Start of Block

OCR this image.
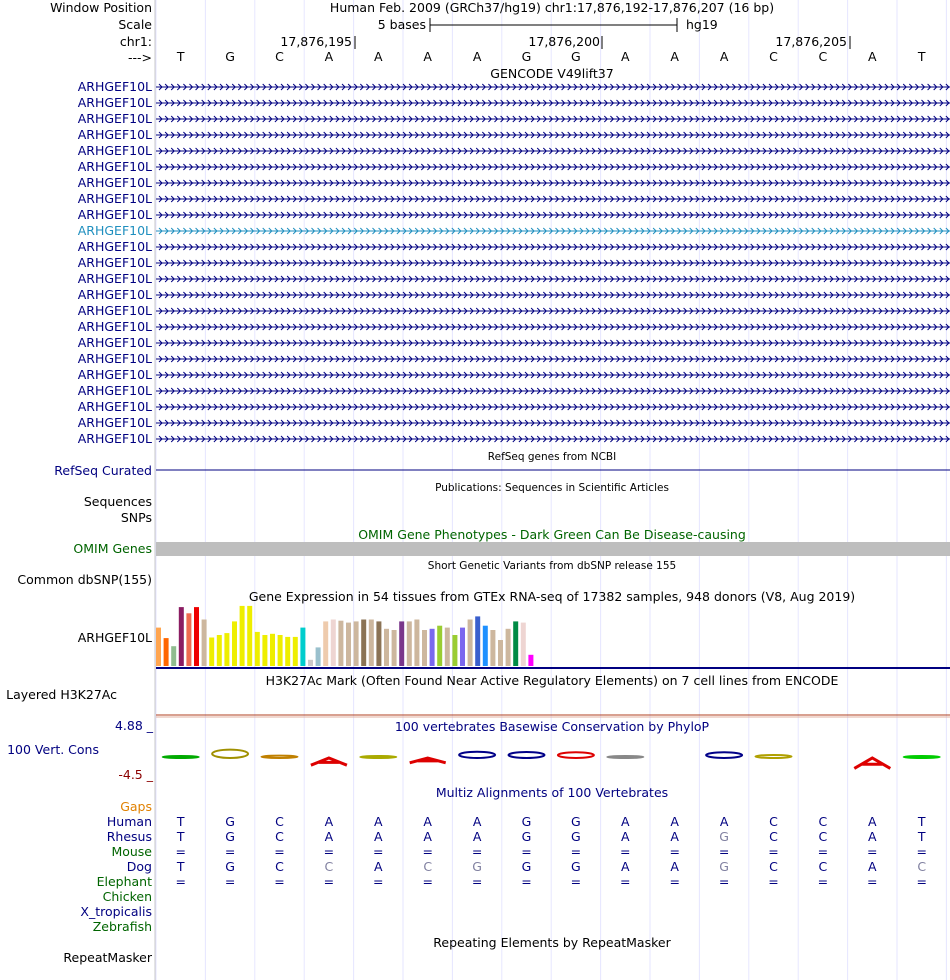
Window Position	Human Feb. 2009 (GRCh37/hg19) chr1:17,876,192-17,876,207 (16 bp)
Scale	5 bases	hg19
chr1:	17,876,195	17,876,200	17,876,205
---> T	G	C	A	A	A	A	G	G	A	A	A	C	C	A	T
GENCODE V49lift37
ARHGEF10L
ARHGEF10L
ARHGEF10L
ARHGEF10L
ARHGEF10L
ARHGEF10L
ARHGEF10L
ARHGEF10L
ARHGEF10L
ARHGEF10L
ARHGEF10L
ARHGEF10L
ARHGEF10L
ARHGEF10L
ARHGEF10L
ARHGEF10L
ARHGEF10L
ARHGEF10L
ARHGEF10L
ARHGEF10L
ARHGEF10L
ARHGEF10L
ARHGEF10L
RefSeq genes from NCBI
RefSeq Curated
Publications: Sequences in Scientific Articles
Sequences
SNPs
OMIM Gene Phenotypes - Dark Green Can Be Disease-causing
OMIM Genes
Short Genetic Variants from dbSNP release 155
Common dbSNP(155)
Gene Expression in 54 tissues from GTEx RNA-seq of 17382 samples, 948 donors (V8, Aug 2019)
ARHGEF10L
H3K27Ac Mark (Often Found Near Active Regulatory Elements) on 7 cell lines from ENCODE
Layered H3K27Ac
100 vertebrates Basewise Conservation by PhyloP
4.88 _
100 Vert. Cons
-4.5 _
Multiz Alignments of 100 Vertebrates
Gaps
Human T	G	C	A	A	A	A	G	G	A	A	A	C	C	A	T
Rhesus T	G	C	A	A	A	A	G	G	A	A	G	C	C	A	T
Mouse =	=	=	=	=	=	=	=	=	=	=	=	=	=	=	=
Dog T	G	C	C	A	C	G	G	G	A	A	G	C	C	A	C
Elephant =	=	=	=	=	=	=	=	=	=	=	=	=	=	=	=
Chicken
X_tropicalis
Zebrafish
Repeating Elements by RepeatMasker
RepeatMasker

End of Block

* **EXERCISE DESCRIPTION**
Go through the records and work out how many lines contain the string "from". The answer should be that number alone.

* **RESPONSE BOX**
4